__Task prompt__
Your task is to filter the data below down to the lines holding "LCSDG".

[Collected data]
= = = = =

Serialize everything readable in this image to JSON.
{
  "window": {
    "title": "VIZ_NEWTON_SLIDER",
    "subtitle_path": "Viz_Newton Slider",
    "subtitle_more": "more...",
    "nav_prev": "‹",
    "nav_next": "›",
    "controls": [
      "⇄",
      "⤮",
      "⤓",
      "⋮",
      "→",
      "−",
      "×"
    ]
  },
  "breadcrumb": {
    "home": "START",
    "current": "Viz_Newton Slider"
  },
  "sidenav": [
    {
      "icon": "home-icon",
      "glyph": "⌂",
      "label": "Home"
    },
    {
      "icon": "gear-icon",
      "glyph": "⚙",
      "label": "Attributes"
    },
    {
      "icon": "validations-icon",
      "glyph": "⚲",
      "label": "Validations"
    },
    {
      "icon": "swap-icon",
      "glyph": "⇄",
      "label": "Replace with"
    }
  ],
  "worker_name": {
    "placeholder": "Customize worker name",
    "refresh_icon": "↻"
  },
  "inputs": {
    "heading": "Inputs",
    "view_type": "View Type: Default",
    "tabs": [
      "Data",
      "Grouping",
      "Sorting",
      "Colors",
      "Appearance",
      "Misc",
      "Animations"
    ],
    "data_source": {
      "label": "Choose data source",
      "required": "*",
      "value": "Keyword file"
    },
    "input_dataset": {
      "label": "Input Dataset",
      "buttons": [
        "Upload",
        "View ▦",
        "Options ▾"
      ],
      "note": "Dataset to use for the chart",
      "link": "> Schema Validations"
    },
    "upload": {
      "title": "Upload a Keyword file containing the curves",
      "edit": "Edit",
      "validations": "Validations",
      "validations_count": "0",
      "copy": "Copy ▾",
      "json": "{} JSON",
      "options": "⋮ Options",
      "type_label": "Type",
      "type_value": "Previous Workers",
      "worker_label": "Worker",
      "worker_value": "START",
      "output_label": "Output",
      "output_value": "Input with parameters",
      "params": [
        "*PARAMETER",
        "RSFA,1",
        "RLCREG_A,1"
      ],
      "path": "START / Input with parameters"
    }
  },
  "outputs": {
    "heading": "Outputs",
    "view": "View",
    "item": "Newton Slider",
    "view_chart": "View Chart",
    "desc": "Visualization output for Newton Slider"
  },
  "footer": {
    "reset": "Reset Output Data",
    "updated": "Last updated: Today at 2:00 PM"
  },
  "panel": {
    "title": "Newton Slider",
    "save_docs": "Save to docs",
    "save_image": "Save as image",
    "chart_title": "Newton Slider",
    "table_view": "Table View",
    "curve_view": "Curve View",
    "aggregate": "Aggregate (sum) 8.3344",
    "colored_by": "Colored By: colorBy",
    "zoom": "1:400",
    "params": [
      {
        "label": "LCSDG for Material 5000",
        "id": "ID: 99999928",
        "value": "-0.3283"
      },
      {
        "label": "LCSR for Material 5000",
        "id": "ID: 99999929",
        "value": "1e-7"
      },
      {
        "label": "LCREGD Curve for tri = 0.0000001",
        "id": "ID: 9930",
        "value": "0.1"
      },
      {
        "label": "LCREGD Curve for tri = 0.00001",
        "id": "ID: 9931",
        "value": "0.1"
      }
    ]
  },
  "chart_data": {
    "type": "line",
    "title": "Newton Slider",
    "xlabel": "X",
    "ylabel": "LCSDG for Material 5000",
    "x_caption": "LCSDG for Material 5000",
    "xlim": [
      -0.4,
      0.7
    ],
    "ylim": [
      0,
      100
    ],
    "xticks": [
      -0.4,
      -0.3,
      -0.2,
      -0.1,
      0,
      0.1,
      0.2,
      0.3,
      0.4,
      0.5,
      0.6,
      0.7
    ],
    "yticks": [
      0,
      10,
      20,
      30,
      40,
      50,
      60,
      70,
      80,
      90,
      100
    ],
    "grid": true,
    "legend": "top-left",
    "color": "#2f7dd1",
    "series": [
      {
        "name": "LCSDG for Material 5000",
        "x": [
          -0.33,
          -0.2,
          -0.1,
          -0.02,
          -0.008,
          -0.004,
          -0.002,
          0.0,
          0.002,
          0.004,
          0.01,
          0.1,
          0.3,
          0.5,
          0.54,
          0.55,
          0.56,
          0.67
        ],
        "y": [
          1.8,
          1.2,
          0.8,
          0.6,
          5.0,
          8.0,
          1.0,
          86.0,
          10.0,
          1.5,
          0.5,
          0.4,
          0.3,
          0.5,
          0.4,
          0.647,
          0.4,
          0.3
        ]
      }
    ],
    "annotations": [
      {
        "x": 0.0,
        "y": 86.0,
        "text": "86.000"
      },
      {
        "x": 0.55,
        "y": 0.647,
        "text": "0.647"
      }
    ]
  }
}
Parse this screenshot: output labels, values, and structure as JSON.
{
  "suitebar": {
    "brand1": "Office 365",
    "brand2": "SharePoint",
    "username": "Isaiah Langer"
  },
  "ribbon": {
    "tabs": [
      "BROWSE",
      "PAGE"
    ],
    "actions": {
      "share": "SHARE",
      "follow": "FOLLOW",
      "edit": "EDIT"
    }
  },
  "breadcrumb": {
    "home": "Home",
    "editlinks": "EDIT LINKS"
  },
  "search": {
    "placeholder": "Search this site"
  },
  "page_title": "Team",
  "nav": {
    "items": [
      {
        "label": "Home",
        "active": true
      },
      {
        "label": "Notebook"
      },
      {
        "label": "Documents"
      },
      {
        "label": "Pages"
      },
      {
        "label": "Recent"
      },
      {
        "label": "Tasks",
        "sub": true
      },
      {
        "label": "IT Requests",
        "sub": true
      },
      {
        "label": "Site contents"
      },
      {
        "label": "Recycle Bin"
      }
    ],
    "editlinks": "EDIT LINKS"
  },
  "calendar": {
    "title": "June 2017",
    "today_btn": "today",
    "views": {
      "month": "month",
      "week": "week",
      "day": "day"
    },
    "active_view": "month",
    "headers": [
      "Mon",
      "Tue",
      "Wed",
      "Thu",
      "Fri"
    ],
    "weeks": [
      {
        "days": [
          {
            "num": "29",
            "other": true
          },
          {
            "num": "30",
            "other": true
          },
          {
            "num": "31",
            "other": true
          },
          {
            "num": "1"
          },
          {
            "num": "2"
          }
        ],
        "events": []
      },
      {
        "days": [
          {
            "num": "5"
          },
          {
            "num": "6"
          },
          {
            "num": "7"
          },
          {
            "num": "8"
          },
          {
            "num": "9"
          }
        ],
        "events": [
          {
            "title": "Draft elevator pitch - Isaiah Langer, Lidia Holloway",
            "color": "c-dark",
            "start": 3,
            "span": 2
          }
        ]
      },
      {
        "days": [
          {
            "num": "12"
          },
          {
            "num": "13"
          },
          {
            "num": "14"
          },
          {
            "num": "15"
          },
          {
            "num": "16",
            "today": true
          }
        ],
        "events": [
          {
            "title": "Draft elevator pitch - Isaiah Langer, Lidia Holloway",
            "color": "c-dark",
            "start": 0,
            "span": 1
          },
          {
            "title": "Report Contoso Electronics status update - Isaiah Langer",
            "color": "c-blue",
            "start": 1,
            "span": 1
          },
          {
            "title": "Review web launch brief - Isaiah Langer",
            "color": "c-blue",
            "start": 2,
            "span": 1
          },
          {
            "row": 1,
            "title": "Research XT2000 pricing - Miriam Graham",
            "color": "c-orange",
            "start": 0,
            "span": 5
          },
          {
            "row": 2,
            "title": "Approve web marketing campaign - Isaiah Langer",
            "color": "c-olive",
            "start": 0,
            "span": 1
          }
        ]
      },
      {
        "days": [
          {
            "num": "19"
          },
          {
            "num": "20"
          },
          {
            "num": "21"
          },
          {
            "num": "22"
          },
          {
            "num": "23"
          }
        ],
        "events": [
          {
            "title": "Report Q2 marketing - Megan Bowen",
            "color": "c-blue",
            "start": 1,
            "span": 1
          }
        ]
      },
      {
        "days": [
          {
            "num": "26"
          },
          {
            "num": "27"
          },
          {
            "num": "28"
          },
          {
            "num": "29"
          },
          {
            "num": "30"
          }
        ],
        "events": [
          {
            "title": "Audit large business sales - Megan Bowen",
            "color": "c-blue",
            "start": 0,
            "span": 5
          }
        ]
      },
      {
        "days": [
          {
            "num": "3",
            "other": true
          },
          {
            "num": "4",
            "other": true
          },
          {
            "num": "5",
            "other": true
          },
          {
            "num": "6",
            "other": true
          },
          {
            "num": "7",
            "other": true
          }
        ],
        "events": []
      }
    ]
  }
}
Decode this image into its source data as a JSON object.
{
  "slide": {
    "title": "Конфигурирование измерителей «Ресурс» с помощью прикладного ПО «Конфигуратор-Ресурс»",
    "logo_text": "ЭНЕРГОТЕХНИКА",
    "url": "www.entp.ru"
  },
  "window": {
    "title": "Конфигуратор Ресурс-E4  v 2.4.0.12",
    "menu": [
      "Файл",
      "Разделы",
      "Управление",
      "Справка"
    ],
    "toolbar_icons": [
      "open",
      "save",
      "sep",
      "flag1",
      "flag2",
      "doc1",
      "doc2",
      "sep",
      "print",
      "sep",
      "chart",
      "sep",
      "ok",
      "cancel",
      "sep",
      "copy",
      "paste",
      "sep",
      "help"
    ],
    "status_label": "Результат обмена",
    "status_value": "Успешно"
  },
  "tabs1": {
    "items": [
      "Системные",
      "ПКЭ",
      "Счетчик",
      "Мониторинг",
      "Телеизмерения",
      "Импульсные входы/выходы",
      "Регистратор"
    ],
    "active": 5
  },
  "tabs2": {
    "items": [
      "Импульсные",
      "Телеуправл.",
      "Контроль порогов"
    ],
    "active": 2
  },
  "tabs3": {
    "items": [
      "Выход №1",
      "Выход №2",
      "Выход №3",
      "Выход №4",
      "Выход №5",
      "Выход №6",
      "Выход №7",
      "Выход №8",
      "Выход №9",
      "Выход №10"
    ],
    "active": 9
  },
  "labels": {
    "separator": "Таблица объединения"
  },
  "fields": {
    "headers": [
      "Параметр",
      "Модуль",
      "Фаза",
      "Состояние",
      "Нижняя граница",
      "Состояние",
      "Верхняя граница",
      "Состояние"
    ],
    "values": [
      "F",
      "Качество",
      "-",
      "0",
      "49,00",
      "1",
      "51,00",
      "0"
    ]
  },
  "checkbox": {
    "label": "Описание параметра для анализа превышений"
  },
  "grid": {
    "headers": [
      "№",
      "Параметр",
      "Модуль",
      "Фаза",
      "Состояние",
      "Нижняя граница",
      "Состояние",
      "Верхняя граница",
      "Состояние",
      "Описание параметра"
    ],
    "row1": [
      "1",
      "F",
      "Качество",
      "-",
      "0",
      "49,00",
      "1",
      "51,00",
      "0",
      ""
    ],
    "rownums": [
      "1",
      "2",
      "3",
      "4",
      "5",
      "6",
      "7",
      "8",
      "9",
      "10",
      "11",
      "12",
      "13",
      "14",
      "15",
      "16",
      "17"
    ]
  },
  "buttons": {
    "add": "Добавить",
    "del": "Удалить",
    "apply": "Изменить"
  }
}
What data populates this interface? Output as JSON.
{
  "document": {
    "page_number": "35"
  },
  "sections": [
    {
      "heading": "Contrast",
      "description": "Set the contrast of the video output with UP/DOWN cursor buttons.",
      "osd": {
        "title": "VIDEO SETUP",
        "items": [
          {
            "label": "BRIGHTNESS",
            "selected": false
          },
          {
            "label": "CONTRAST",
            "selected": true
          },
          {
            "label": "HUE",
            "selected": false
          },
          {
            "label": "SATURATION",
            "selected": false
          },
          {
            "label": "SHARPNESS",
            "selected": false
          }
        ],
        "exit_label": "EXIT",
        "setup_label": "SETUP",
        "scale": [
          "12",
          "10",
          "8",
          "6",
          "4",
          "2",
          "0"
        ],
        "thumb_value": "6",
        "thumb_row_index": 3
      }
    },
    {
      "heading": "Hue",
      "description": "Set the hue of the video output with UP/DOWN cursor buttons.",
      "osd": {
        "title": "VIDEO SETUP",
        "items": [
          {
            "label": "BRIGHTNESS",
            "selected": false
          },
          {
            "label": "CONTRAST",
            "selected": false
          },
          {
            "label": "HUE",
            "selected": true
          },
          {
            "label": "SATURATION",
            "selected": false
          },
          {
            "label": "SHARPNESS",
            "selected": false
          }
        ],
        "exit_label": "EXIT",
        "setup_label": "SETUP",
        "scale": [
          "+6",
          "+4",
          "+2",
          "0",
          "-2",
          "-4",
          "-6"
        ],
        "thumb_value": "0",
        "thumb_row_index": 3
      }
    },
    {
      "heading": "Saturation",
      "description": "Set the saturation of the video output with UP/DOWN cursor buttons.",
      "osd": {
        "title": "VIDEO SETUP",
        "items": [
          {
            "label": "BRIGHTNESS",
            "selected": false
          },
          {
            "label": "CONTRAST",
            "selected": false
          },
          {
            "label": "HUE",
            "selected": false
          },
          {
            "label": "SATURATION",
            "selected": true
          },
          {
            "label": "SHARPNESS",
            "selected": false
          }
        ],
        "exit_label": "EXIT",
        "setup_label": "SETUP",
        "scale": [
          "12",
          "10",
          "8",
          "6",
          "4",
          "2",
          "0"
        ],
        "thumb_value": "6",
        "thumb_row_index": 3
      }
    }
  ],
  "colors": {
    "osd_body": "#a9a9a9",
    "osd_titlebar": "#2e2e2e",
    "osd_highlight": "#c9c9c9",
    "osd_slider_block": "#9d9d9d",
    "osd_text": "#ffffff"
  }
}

= = = = =

__Task response__
        "label": "LCSDG for Material 5000",
    "ylabel": "LCSDG for Material 5000",
    "x_caption": "LCSDG for Material 5000",
        "name": "LCSDG for Material 5000",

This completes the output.